Stored data entries:
* BEGIN *

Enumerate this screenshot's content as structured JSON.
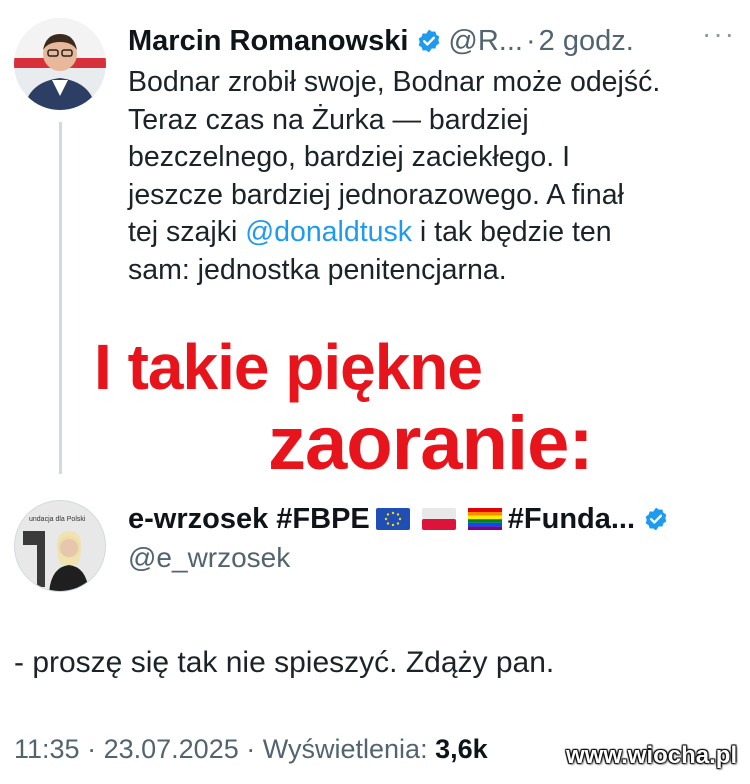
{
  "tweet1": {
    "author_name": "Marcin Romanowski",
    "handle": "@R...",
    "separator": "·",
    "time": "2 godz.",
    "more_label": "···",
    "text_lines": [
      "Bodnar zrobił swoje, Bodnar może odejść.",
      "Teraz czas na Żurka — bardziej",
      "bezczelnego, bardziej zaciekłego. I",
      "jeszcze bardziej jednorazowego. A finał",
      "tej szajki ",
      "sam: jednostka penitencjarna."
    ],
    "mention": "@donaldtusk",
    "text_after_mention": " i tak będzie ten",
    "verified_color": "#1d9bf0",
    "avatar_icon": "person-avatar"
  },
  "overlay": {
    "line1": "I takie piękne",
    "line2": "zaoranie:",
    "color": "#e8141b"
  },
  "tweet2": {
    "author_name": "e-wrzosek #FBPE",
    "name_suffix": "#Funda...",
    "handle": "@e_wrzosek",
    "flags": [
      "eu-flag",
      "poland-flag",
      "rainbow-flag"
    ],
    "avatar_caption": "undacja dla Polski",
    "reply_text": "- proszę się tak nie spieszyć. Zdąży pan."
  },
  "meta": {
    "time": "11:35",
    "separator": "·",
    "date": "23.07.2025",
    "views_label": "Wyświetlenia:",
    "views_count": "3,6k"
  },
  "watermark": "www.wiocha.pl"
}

* END *

> **TASK DIRECTIONS**: Leave out the pictures and output every record above precisely as given.

> **TASK RESPONSE**:
Enumerate this screenshot's content as structured JSON.
{
  "tweet1": {
    "author_name": "Marcin Romanowski",
    "handle": "@R...",
    "separator": "·",
    "time": "2 godz.",
    "more_label": "···",
    "text_lines": [
      "Bodnar zrobił swoje, Bodnar może odejść.",
      "Teraz czas na Żurka — bardziej",
      "bezczelnego, bardziej zaciekłego. I",
      "jeszcze bardziej jednorazowego. A finał",
      "tej szajki ",
      "sam: jednostka penitencjarna."
    ],
    "mention": "@donaldtusk",
    "text_after_mention": " i tak będzie ten",
    "verified_color": "#1d9bf0",
    "avatar_icon": "person-avatar"
  },
  "overlay": {
    "line1": "I takie piękne",
    "line2": "zaoranie:",
    "color": "#e8141b"
  },
  "tweet2": {
    "author_name": "e-wrzosek #FBPE",
    "name_suffix": "#Funda...",
    "handle": "@e_wrzosek",
    "flags": [
      "eu-flag",
      "poland-flag",
      "rainbow-flag"
    ],
    "avatar_caption": "undacja dla Polski",
    "reply_text": "- proszę się tak nie spieszyć. Zdąży pan."
  },
  "meta": {
    "time": "11:35",
    "separator": "·",
    "date": "23.07.2025",
    "views_label": "Wyświetlenia:",
    "views_count": "3,6k"
  },
  "watermark": "www.wiocha.pl"
}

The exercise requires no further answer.